USA Linux Users Group Forum Index
Log in Register FAQ Memberlist Search USA Linux Users Group Forum Index Album

Command Line XPath selection

 
Post new topic   Reply to topic   printer-friendly view    USA Linux Users Group Forum Index » Shell Scripting and Programming
View previous topic :: View next topic  
Author Message
Lord.DragonFly.of.Dawn
Advanced Member


Joined: 18 Jul 2024
Posts: 607
Location: South Portland, Maine, USA, Earth, Sol System

PostPosted: Tue Mar 16, 2024 7:14 pm    Post subject: Command Line XPath selection Reply with quote

Web Scrapers

We've all written them. We all hate them.

What do we hate about them?

well often we end up selecting a link to download like this:
Code:
NEXT="http://target.server"`cat ${THIS}|grep next|tr \" '\n' |grep albums|head -n1`

What's ugly about that? well it's at least partially positional for one. If they website changes style even slightly your script will fail and you will have to figure out the new positions. Also if you have multiple things that you are looking for the complexity of the command string grows exponentially and the understandability of the pipe chain decreases at and exponential rate as well!

What we'd rather do is issue a command like this:
Code:
NEXT="http://target.server$(XPath -f "${THIS}" -x "//a[@title='Next Image']/@href"|head -n1)"

++++++++++++++++++++

Description of the task:
Answer these about the forum post on command-line XPath selection, one line each:
(a) What kind of scripts does the post say "we've all written" and "all hate"?
(b) According to the post, what happens to the script if the website changes style even slightly?
(c) In the command the post says we'd rather issue, what expression follows the -x option?

Provided data:
++++++++++++++++++++

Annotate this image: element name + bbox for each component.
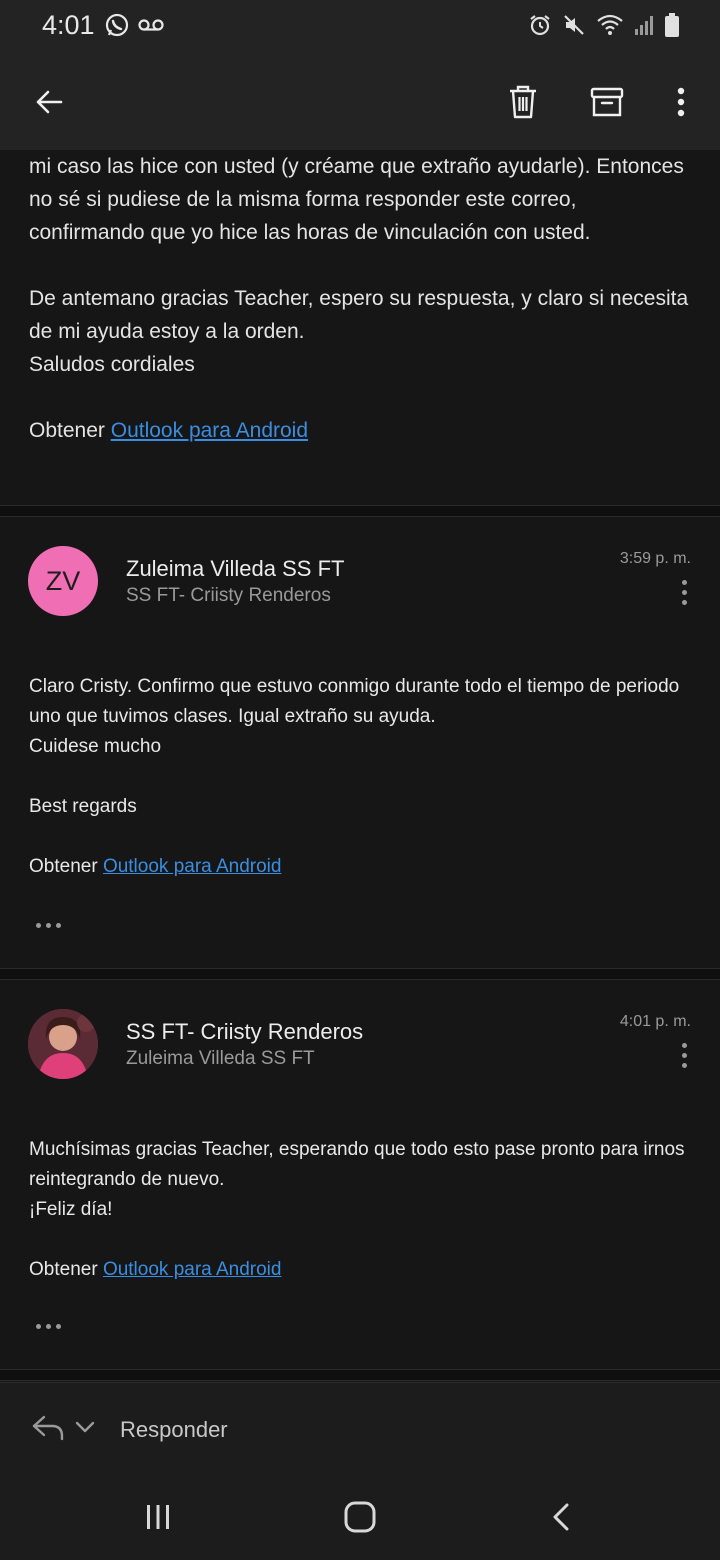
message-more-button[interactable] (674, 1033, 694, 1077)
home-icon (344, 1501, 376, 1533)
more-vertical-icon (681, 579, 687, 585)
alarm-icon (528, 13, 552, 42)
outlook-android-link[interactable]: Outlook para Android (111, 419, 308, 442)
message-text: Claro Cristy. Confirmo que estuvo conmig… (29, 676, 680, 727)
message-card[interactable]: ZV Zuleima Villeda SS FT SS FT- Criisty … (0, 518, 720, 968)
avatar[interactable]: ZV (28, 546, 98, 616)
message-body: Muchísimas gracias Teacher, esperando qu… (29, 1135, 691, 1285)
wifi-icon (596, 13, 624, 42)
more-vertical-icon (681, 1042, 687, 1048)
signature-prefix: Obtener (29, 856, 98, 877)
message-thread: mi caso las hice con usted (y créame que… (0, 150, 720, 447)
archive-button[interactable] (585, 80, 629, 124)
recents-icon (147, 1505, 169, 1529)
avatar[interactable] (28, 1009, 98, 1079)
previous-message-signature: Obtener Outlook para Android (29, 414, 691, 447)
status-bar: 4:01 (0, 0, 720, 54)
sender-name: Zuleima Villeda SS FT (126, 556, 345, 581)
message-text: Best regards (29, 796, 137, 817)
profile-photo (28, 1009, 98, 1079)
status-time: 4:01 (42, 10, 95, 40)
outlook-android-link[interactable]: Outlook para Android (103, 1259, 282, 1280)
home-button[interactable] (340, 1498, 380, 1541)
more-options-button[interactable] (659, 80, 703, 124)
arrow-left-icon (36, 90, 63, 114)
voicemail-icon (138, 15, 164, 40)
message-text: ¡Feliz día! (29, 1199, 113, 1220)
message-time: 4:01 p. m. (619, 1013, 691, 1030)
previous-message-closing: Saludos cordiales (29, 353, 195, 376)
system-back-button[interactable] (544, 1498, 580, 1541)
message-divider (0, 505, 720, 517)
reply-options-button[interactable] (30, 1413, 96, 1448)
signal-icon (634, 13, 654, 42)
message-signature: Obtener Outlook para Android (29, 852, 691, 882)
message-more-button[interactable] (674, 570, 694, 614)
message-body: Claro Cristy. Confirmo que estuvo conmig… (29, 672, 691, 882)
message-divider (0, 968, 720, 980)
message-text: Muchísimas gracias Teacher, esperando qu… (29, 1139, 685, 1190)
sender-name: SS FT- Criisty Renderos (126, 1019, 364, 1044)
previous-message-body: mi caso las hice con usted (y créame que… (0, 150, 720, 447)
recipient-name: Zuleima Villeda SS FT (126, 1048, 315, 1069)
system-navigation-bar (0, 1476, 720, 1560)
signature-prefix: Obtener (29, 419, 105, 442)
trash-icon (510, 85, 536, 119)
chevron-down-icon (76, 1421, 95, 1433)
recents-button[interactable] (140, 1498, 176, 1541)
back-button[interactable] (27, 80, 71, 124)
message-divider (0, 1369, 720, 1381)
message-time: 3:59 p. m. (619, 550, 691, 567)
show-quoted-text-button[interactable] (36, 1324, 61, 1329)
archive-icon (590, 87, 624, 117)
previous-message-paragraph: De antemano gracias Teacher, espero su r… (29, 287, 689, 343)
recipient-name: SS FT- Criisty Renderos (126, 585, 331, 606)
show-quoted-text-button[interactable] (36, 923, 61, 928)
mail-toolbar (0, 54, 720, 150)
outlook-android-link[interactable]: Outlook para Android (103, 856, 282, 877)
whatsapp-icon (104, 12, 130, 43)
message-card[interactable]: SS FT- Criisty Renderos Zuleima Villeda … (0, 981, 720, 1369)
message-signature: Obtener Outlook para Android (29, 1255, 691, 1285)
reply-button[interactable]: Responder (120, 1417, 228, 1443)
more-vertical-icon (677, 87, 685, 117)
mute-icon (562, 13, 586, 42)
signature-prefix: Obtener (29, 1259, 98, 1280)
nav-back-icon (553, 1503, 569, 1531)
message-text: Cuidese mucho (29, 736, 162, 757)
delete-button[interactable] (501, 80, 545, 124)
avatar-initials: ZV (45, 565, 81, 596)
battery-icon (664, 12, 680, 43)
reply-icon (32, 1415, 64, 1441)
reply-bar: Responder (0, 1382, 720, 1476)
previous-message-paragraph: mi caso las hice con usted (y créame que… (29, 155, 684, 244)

++++++++++++++++++++

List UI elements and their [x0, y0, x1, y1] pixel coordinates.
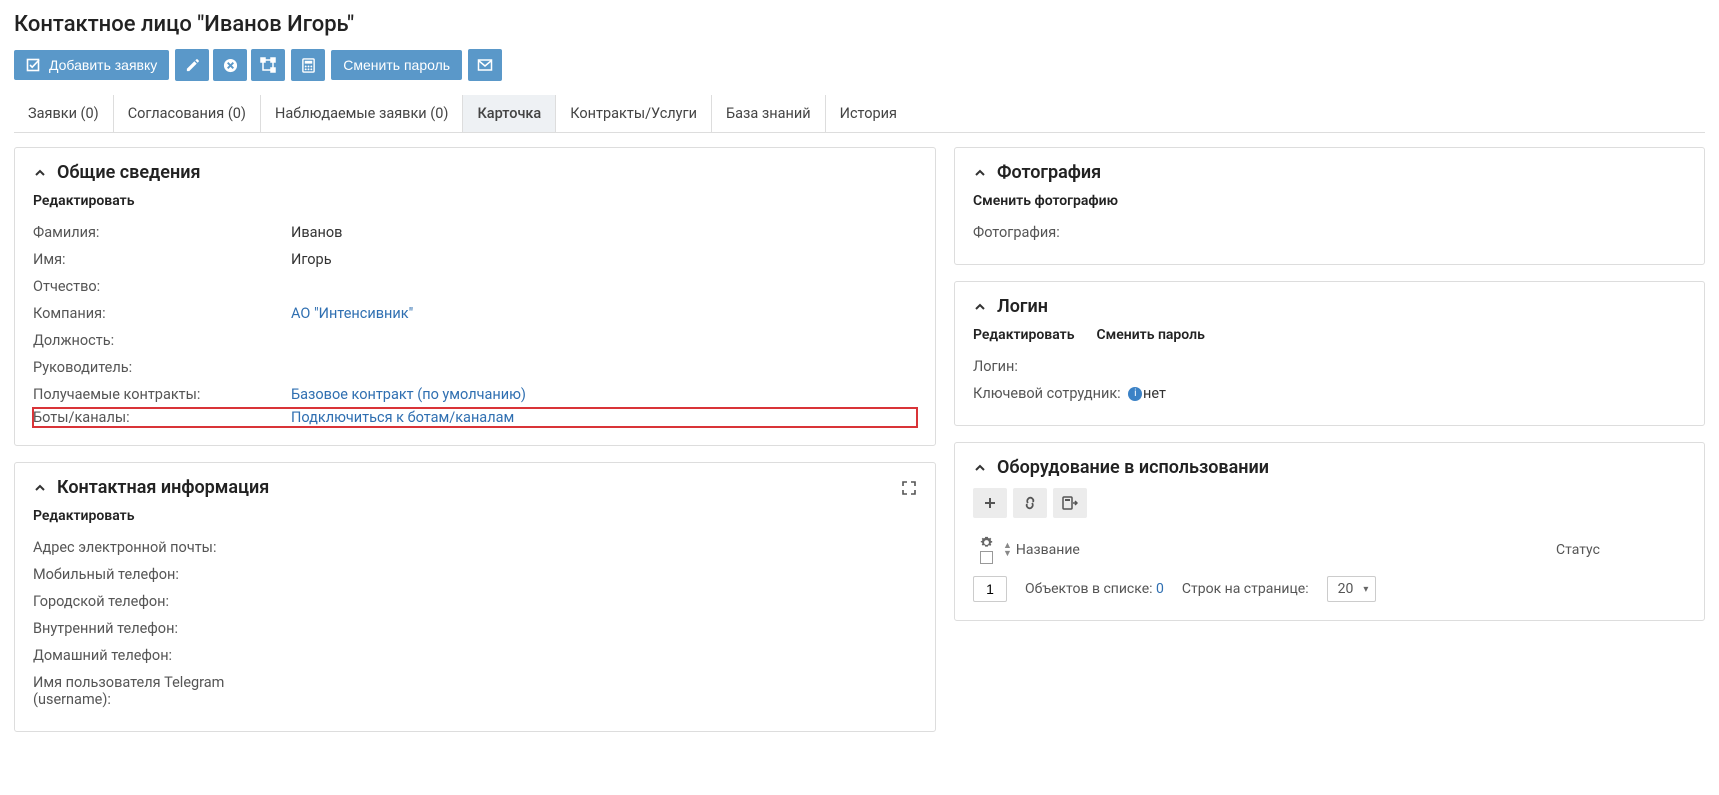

++++++++++++++++++++

Solved problem:
(a) Web scrapers.
(b) The script will fail, and you will have to figure out the new positions.
(c) "//a[@title='Next Image']/@href"